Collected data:
———

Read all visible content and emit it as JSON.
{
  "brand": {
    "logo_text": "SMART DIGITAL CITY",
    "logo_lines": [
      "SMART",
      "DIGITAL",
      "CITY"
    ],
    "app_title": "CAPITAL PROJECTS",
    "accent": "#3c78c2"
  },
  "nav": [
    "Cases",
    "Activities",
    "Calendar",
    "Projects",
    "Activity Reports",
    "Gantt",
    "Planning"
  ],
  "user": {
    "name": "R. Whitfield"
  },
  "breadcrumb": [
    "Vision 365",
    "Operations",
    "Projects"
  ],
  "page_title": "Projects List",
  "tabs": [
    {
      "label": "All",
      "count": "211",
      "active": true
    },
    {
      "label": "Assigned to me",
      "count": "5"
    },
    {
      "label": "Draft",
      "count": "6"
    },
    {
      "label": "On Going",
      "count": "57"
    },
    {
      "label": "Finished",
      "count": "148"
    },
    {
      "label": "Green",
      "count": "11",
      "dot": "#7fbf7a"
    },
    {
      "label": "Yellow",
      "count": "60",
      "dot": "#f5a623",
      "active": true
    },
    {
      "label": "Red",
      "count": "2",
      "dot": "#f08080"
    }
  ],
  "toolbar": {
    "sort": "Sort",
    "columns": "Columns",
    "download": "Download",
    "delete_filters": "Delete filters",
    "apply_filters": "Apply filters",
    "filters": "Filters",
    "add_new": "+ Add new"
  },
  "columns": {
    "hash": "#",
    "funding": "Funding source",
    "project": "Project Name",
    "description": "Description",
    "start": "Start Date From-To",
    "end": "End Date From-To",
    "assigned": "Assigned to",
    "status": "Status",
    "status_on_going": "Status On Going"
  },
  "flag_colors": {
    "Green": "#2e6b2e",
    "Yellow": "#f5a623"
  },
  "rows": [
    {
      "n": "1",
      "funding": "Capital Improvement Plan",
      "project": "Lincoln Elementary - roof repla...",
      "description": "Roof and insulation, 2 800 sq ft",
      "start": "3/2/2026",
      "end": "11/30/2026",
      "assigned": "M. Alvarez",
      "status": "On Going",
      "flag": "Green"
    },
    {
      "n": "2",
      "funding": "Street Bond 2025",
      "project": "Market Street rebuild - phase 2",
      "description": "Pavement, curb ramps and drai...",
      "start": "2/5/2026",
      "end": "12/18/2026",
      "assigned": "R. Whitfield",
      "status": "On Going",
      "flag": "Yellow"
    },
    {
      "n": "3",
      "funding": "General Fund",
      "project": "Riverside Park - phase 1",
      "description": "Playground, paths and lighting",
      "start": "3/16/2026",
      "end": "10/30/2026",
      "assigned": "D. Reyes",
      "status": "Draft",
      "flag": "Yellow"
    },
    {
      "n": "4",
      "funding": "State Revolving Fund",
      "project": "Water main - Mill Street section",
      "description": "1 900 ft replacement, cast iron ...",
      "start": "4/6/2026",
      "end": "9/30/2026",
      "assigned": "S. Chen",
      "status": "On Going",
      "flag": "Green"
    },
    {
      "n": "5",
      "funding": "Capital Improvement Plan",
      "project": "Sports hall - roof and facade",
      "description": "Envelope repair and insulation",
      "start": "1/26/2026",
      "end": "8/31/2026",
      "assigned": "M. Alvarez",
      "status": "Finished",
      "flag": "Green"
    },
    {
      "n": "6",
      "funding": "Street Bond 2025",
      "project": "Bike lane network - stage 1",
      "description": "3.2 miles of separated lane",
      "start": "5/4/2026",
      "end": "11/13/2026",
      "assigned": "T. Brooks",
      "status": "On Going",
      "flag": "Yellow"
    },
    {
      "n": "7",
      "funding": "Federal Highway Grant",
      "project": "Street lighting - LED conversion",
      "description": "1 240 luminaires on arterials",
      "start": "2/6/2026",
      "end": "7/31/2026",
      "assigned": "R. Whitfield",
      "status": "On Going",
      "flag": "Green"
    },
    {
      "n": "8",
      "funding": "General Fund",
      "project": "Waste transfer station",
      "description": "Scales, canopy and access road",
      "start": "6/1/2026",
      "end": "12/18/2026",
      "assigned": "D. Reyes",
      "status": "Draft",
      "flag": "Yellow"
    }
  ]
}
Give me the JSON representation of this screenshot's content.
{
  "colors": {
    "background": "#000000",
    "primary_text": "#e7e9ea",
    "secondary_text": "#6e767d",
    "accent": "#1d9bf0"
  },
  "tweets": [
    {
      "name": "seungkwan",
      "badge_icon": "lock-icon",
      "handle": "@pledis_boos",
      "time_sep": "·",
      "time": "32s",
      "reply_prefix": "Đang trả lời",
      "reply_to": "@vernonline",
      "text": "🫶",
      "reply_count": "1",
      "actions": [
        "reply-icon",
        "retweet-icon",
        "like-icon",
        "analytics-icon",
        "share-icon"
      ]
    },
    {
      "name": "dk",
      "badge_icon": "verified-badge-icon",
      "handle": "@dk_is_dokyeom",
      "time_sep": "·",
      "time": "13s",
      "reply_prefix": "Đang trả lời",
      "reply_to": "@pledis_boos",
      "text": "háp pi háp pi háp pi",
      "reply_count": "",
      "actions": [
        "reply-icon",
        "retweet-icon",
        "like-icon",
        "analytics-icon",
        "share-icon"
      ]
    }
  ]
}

———

Aim of the task: Exactly as they are written, print the entries again.

Completed task:
Read all visible content and emit it as JSON.
{
  "brand": {
    "logo_text": "SMART DIGITAL CITY",
    "logo_lines": [
      "SMART",
      "DIGITAL",
      "CITY"
    ],
    "app_title": "CAPITAL PROJECTS",
    "accent": "#3c78c2"
  },
  "nav": [
    "Cases",
    "Activities",
    "Calendar",
    "Projects",
    "Activity Reports",
    "Gantt",
    "Planning"
  ],
  "user": {
    "name": "R. Whitfield"
  },
  "breadcrumb": [
    "Vision 365",
    "Operations",
    "Projects"
  ],
  "page_title": "Projects List",
  "tabs": [
    {
      "label": "All",
      "count": "211",
      "active": true
    },
    {
      "label": "Assigned to me",
      "count": "5"
    },
    {
      "label": "Draft",
      "count": "6"
    },
    {
      "label": "On Going",
      "count": "57"
    },
    {
      "label": "Finished",
      "count": "148"
    },
    {
      "label": "Green",
      "count": "11",
      "dot": "#7fbf7a"
    },
    {
      "label": "Yellow",
      "count": "60",
      "dot": "#f5a623",
      "active": true
    },
    {
      "label": "Red",
      "count": "2",
      "dot": "#f08080"
    }
  ],
  "toolbar": {
    "sort": "Sort",
    "columns": "Columns",
    "download": "Download",
    "delete_filters": "Delete filters",
    "apply_filters": "Apply filters",
    "filters": "Filters",
    "add_new": "+ Add new"
  },
  "columns": {
    "hash": "#",
    "funding": "Funding source",
    "project": "Project Name",
    "description": "Description",
    "start": "Start Date From-To",
    "end": "End Date From-To",
    "assigned": "Assigned to",
    "status": "Status",
    "status_on_going": "Status On Going"
  },
  "flag_colors": {
    "Green": "#2e6b2e",
    "Yellow": "#f5a623"
  },
  "rows": [
    {
      "n": "1",
      "funding": "Capital Improvement Plan",
      "project": "Lincoln Elementary - roof repla...",
      "description": "Roof and insulation, 2 800 sq ft",
      "start": "3/2/2026",
      "end": "11/30/2026",
      "assigned": "M. Alvarez",
      "status": "On Going",
      "flag": "Green"
    },
    {
      "n": "2",
      "funding": "Street Bond 2025",
      "project": "Market Street rebuild - phase 2",
      "description": "Pavement, curb ramps and drai...",
      "start": "2/5/2026",
      "end": "12/18/2026",
      "assigned": "R. Whitfield",
      "status": "On Going",
      "flag": "Yellow"
    },
    {
      "n": "3",
      "funding": "General Fund",
      "project": "Riverside Park - phase 1",
      "description": "Playground, paths and lighting",
      "start": "3/16/2026",
      "end": "10/30/2026",
      "assigned": "D. Reyes",
      "status": "Draft",
      "flag": "Yellow"
    },
    {
      "n": "4",
      "funding": "State Revolving Fund",
      "project": "Water main - Mill Street section",
      "description": "1 900 ft replacement, cast iron ...",
      "start": "4/6/2026",
      "end": "9/30/2026",
      "assigned": "S. Chen",
      "status": "On Going",
      "flag": "Green"
    },
    {
      "n": "5",
      "funding": "Capital Improvement Plan",
      "project": "Sports hall - roof and facade",
      "description": "Envelope repair and insulation",
      "start": "1/26/2026",
      "end": "8/31/2026",
      "assigned": "M. Alvarez",
      "status": "Finished",
      "flag": "Green"
    },
    {
      "n": "6",
      "funding": "Street Bond 2025",
      "project": "Bike lane network - stage 1",
      "description": "3.2 miles of separated lane",
      "start": "5/4/2026",
      "end": "11/13/2026",
      "assigned": "T. Brooks",
      "status": "On Going",
      "flag": "Yellow"
    },
    {
      "n": "7",
      "funding": "Federal Highway Grant",
      "project": "Street lighting - LED conversion",
      "description": "1 240 luminaires on arterials",
      "start": "2/6/2026",
      "end": "7/31/2026",
      "assigned": "R. Whitfield",
      "status": "On Going",
      "flag": "Green"
    },
    {
      "n": "8",
      "funding": "General Fund",
      "project": "Waste transfer station",
      "description": "Scales, canopy and access road",
      "start": "6/1/2026",
      "end": "12/18/2026",
      "assigned": "D. Reyes",
      "status": "Draft",
      "flag": "Yellow"
    }
  ]
}
Give me the JSON representation of this screenshot's content.
{
  "colors": {
    "background": "#000000",
    "primary_text": "#e7e9ea",
    "secondary_text": "#6e767d",
    "accent": "#1d9bf0"
  },
  "tweets": [
    {
      "name": "seungkwan",
      "badge_icon": "lock-icon",
      "handle": "@pledis_boos",
      "time_sep": "·",
      "time": "32s",
      "reply_prefix": "Đang trả lời",
      "reply_to": "@vernonline",
      "text": "🫶",
      "reply_count": "1",
      "actions": [
        "reply-icon",
        "retweet-icon",
        "like-icon",
        "analytics-icon",
        "share-icon"
      ]
    },
    {
      "name": "dk",
      "badge_icon": "verified-badge-icon",
      "handle": "@dk_is_dokyeom",
      "time_sep": "·",
      "time": "13s",
      "reply_prefix": "Đang trả lời",
      "reply_to": "@pledis_boos",
      "text": "háp pi háp pi háp pi",
      "reply_count": "",
      "actions": [
        "reply-icon",
        "retweet-icon",
        "like-icon",
        "analytics-icon",
        "share-icon"
      ]
    }
  ]
}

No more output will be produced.